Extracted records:

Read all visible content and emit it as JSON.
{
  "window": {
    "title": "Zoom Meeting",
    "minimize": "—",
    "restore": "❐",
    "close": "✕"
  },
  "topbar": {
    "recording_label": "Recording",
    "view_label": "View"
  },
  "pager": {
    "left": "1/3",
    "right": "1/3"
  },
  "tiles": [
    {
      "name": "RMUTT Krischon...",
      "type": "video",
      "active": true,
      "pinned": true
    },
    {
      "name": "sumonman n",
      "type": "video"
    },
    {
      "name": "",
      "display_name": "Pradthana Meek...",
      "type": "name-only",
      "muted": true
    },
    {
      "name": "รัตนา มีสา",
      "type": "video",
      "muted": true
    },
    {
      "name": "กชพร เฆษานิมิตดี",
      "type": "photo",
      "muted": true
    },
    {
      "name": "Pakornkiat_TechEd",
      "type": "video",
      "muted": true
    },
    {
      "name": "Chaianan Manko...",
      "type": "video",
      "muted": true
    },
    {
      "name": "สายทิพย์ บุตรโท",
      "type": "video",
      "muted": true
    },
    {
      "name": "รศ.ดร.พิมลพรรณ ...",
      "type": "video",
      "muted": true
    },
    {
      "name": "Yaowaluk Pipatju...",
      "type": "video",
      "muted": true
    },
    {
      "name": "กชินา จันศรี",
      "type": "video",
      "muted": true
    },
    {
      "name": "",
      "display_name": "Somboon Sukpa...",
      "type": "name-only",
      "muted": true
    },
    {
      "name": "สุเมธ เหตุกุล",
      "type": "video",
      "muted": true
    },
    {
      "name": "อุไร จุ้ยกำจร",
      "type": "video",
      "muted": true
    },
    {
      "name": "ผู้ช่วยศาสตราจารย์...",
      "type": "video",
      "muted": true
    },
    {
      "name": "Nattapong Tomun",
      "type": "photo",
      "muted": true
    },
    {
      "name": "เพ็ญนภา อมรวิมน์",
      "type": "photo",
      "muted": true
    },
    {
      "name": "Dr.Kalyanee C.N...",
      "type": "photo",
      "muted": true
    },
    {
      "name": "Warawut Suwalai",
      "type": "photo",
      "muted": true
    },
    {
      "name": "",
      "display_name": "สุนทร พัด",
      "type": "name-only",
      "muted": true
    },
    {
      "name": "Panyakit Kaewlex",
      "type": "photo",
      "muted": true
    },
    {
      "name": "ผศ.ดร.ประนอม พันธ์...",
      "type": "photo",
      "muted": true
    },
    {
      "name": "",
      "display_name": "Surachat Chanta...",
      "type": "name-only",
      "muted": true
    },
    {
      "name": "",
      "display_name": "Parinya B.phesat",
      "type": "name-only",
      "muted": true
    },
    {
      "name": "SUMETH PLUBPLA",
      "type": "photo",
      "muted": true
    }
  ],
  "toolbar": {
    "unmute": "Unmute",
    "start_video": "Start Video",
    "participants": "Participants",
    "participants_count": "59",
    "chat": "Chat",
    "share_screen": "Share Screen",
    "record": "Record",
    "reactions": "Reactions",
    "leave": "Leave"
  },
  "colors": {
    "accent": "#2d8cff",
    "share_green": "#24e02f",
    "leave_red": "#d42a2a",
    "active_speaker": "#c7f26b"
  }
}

# Your task:
Copy out each record exactly as given, omitting none.

# Problem solution:
Read all visible content and emit it as JSON.
{
  "window": {
    "title": "Zoom Meeting",
    "minimize": "—",
    "restore": "❐",
    "close": "✕"
  },
  "topbar": {
    "recording_label": "Recording",
    "view_label": "View"
  },
  "pager": {
    "left": "1/3",
    "right": "1/3"
  },
  "tiles": [
    {
      "name": "RMUTT Krischon...",
      "type": "video",
      "active": true,
      "pinned": true
    },
    {
      "name": "sumonman n",
      "type": "video"
    },
    {
      "name": "",
      "display_name": "Pradthana Meek...",
      "type": "name-only",
      "muted": true
    },
    {
      "name": "รัตนา มีสา",
      "type": "video",
      "muted": true
    },
    {
      "name": "กชพร เฆษานิมิตดี",
      "type": "photo",
      "muted": true
    },
    {
      "name": "Pakornkiat_TechEd",
      "type": "video",
      "muted": true
    },
    {
      "name": "Chaianan Manko...",
      "type": "video",
      "muted": true
    },
    {
      "name": "สายทิพย์ บุตรโท",
      "type": "video",
      "muted": true
    },
    {
      "name": "รศ.ดร.พิมลพรรณ ...",
      "type": "video",
      "muted": true
    },
    {
      "name": "Yaowaluk Pipatju...",
      "type": "video",
      "muted": true
    },
    {
      "name": "กชินา จันศรี",
      "type": "video",
      "muted": true
    },
    {
      "name": "",
      "display_name": "Somboon Sukpa...",
      "type": "name-only",
      "muted": true
    },
    {
      "name": "สุเมธ เหตุกุล",
      "type": "video",
      "muted": true
    },
    {
      "name": "อุไร จุ้ยกำจร",
      "type": "video",
      "muted": true
    },
    {
      "name": "ผู้ช่วยศาสตราจารย์...",
      "type": "video",
      "muted": true
    },
    {
      "name": "Nattapong Tomun",
      "type": "photo",
      "muted": true
    },
    {
      "name": "เพ็ญนภา อมรวิมน์",
      "type": "photo",
      "muted": true
    },
    {
      "name": "Dr.Kalyanee C.N...",
      "type": "photo",
      "muted": true
    },
    {
      "name": "Warawut Suwalai",
      "type": "photo",
      "muted": true
    },
    {
      "name": "",
      "display_name": "สุนทร พัด",
      "type": "name-only",
      "muted": true
    },
    {
      "name": "Panyakit Kaewlex",
      "type": "photo",
      "muted": true
    },
    {
      "name": "ผศ.ดร.ประนอม พันธ์...",
      "type": "photo",
      "muted": true
    },
    {
      "name": "",
      "display_name": "Surachat Chanta...",
      "type": "name-only",
      "muted": true
    },
    {
      "name": "",
      "display_name": "Parinya B.phesat",
      "type": "name-only",
      "muted": true
    },
    {
      "name": "SUMETH PLUBPLA",
      "type": "photo",
      "muted": true
    }
  ],
  "toolbar": {
    "unmute": "Unmute",
    "start_video": "Start Video",
    "participants": "Participants",
    "participants_count": "59",
    "chat": "Chat",
    "share_screen": "Share Screen",
    "record": "Record",
    "reactions": "Reactions",
    "leave": "Leave"
  },
  "colors": {
    "accent": "#2d8cff",
    "share_green": "#24e02f",
    "leave_red": "#d42a2a",
    "active_speaker": "#c7f26b"
  }
}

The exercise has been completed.